**Given exercise:** List the lines of this listing that hold the word "title".

::: Available records :::

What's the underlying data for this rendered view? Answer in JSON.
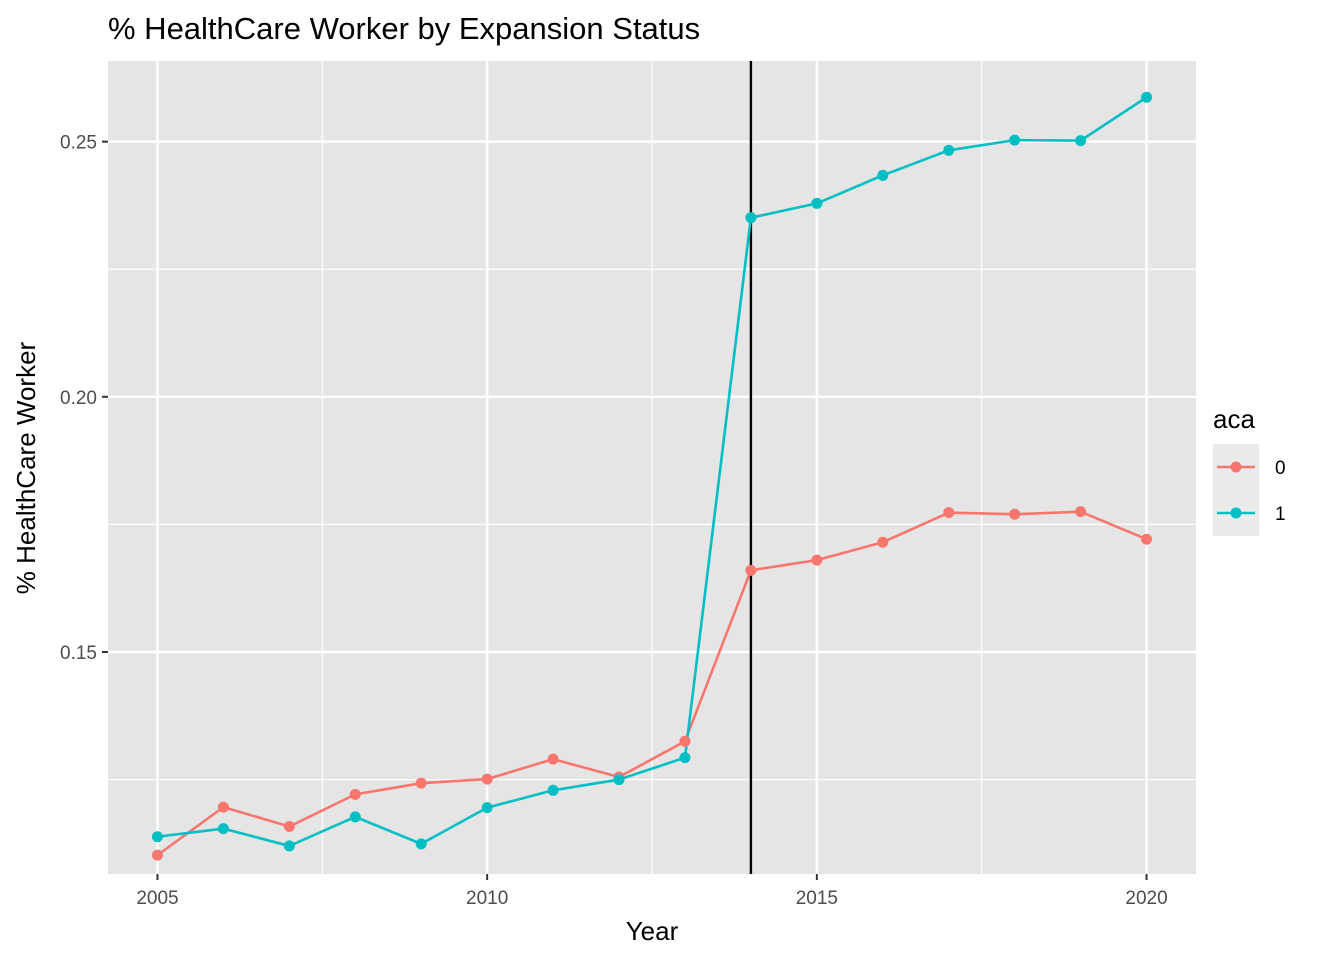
{
  "chart_data": {
    "type": "line",
    "title": "% HealthCare Worker by Expansion Status",
    "xlabel": "Year",
    "ylabel": "% HealthCare Worker",
    "xlim": [
      2004.25,
      2020.75
    ],
    "ylim": [
      0.1065,
      0.2658
    ],
    "x_ticks": [
      2005,
      2010,
      2015,
      2020
    ],
    "x_tick_labels": [
      "2005",
      "2010",
      "2015",
      "2020"
    ],
    "y_ticks": [
      0.15,
      0.2,
      0.25
    ],
    "y_tick_labels": [
      "0.15",
      "0.20",
      "0.25"
    ],
    "x_minor": [
      2007.5,
      2012.5,
      2017.5
    ],
    "y_minor": [
      0.125,
      0.175,
      0.225
    ],
    "vline_x": 2014,
    "grid": true,
    "panel_background": "#e5e5e5",
    "legend": {
      "title": "aca",
      "position": "right"
    },
    "x": [
      2005,
      2006,
      2007,
      2008,
      2009,
      2010,
      2011,
      2012,
      2013,
      2014,
      2015,
      2016,
      2017,
      2018,
      2019,
      2020
    ],
    "series": [
      {
        "name": "0",
        "color": "#f8766d",
        "values": [
          0.1102,
          0.1196,
          0.1158,
          0.1221,
          0.1243,
          0.1251,
          0.129,
          0.1255,
          0.1325,
          0.166,
          0.168,
          0.1715,
          0.1773,
          0.177,
          0.1775,
          0.1721
        ]
      },
      {
        "name": "1",
        "color": "#00bfc4",
        "values": [
          0.1138,
          0.1154,
          0.112,
          0.1177,
          0.1124,
          0.1195,
          0.1229,
          0.125,
          0.1293,
          0.2351,
          0.2379,
          0.2434,
          0.2483,
          0.2503,
          0.2502,
          0.2587
        ]
      }
    ]
  }
}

:::

**Output of the task:**
    "title": "% HealthCare Worker by Expansion Status",
      "title": "aca",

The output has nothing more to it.